Work required: Pick out every line with the word "Username" and copy it.

Record excerpts:
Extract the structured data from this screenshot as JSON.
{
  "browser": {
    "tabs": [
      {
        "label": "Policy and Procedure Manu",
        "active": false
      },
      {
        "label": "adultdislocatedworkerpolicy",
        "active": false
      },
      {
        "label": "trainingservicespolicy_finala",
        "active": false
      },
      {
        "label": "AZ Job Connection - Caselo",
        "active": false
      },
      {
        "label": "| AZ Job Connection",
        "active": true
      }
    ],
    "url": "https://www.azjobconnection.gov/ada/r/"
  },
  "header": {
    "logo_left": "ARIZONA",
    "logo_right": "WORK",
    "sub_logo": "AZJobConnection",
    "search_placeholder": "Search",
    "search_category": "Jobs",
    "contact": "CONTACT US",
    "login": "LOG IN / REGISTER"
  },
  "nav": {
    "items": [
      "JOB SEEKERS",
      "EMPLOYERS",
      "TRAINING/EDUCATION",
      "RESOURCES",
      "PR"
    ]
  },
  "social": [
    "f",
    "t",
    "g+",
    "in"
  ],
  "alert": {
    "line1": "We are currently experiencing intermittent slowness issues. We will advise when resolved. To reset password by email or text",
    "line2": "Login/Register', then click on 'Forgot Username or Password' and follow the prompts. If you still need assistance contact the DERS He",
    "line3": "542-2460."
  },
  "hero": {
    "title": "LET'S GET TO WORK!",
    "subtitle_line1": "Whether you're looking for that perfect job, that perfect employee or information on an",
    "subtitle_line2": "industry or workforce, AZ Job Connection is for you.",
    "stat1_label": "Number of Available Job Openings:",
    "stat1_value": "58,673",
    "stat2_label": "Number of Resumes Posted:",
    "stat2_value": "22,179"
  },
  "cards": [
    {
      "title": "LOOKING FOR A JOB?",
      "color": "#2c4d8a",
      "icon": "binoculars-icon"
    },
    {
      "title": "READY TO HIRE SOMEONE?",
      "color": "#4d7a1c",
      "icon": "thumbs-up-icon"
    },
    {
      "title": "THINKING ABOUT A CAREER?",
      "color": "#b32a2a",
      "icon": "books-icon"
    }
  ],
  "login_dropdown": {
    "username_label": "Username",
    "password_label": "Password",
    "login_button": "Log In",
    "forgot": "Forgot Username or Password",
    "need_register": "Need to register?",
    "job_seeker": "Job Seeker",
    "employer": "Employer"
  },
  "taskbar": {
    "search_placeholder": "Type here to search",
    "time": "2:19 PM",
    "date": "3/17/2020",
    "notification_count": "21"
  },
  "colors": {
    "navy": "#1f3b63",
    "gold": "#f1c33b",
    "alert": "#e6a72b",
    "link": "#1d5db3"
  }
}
---
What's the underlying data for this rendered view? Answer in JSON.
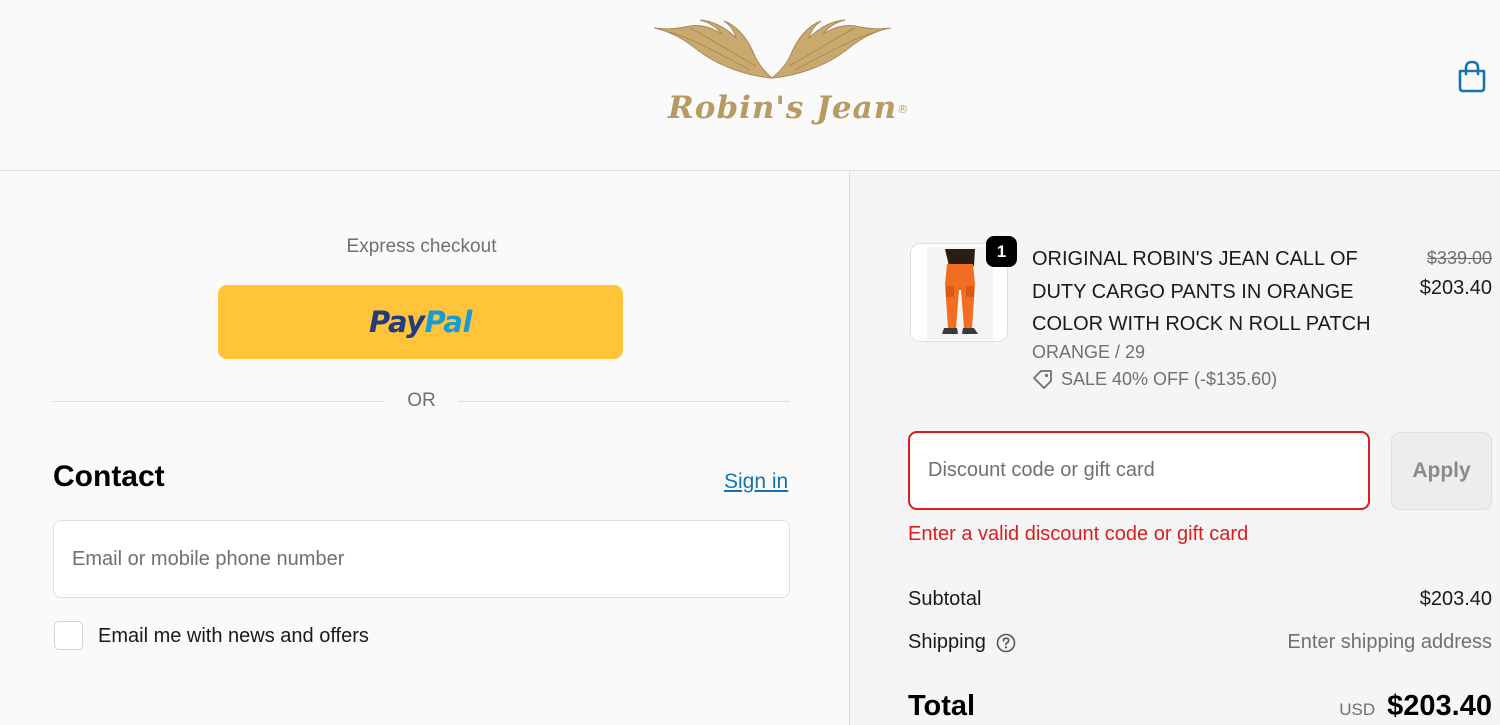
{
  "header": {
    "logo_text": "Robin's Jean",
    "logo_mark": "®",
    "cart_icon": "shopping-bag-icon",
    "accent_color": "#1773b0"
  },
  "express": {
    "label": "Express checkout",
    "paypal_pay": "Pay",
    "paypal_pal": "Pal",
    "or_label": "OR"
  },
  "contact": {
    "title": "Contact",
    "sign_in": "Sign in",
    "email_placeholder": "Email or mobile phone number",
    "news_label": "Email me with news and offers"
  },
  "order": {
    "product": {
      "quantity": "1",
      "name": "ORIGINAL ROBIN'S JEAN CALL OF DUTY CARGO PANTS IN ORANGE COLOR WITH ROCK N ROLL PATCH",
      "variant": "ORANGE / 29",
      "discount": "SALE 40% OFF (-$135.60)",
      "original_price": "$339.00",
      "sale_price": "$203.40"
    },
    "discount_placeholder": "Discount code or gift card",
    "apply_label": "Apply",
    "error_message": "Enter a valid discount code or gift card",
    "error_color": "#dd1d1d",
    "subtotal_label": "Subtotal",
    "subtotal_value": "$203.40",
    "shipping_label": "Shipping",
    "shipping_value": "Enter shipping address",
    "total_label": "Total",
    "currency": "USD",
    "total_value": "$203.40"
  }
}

Right answer:
    "line2": "Login/Register', then click on 'Forgot Username or Password' and follow the prompts. If you still need assistance contact the DERS He",
    "username_label": "Username",
    "forgot": "Forgot Username or Password",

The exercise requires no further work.